Record extracts:
* * * * *

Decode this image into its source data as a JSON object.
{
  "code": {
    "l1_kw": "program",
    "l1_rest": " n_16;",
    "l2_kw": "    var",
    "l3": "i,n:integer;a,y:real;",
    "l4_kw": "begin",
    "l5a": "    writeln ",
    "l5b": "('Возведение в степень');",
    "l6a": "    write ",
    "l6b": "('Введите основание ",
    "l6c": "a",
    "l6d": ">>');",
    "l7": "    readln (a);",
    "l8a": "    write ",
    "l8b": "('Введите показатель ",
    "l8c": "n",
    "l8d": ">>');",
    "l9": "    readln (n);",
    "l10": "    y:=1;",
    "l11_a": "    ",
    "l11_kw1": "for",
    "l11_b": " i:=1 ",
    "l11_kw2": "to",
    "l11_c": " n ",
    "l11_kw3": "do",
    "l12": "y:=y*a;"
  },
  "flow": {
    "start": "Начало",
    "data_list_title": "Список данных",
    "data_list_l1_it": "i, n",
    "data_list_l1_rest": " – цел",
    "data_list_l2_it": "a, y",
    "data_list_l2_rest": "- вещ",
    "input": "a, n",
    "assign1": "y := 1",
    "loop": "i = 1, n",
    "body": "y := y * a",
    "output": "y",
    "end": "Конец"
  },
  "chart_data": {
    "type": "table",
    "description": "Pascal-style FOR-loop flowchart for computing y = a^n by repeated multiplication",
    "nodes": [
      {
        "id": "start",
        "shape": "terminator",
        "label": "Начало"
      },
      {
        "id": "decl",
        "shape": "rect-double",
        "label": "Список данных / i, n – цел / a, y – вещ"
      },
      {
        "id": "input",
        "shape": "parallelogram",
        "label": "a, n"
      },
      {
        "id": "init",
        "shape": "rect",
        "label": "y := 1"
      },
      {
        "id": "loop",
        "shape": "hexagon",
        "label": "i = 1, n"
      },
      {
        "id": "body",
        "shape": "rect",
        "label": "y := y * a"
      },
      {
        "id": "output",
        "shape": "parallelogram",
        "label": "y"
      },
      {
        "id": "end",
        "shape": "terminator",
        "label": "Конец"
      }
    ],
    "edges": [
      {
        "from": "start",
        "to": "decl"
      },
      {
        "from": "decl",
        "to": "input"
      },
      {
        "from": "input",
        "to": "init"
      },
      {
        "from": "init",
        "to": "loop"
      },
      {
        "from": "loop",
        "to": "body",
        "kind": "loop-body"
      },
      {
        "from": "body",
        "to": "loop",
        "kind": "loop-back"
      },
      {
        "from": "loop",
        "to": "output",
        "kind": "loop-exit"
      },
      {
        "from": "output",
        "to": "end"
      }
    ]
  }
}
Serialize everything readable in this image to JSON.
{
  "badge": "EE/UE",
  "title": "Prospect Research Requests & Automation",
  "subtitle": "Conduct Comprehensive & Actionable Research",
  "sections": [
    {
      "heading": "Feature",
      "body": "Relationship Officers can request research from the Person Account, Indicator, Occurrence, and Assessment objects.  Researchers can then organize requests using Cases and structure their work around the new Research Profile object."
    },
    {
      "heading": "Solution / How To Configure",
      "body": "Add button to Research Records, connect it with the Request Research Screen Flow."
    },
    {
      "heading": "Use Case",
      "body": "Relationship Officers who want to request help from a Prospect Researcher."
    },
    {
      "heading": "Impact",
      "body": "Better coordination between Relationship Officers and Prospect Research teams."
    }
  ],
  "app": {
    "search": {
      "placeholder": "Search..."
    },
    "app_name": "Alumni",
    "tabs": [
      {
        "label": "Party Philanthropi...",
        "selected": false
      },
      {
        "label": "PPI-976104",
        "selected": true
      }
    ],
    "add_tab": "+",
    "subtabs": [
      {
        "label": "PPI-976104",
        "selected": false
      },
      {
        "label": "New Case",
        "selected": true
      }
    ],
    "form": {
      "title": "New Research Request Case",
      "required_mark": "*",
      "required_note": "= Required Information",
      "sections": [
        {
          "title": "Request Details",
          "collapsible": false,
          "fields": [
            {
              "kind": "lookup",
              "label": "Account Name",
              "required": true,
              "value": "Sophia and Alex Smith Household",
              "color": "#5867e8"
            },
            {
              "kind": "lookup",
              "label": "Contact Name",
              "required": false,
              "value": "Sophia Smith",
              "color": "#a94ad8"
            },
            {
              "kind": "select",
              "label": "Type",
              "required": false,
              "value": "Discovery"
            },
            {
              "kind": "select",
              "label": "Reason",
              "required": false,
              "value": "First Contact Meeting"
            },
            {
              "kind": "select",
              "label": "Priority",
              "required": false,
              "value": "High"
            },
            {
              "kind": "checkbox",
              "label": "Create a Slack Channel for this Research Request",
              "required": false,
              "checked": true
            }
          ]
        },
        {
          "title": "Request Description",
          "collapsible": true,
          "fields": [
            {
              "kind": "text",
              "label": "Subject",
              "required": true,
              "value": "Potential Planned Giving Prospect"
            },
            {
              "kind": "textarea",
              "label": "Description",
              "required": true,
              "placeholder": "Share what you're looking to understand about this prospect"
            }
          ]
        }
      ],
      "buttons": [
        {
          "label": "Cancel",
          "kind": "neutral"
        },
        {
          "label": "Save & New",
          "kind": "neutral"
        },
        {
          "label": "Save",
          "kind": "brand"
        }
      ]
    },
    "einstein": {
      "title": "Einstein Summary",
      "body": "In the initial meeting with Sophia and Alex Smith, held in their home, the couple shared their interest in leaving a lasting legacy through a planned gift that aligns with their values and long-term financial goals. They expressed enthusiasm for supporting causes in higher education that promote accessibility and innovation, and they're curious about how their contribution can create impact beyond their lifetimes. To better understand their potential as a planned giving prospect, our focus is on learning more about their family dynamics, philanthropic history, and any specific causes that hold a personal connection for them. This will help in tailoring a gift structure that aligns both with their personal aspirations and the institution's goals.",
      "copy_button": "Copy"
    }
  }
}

* * * * *

Task brief: Select every line where the word "heading" occurs.

Response:
      "heading": "Feature",
      "heading": "Solution / How To Configure",
      "heading": "Use Case",
      "heading": "Impact",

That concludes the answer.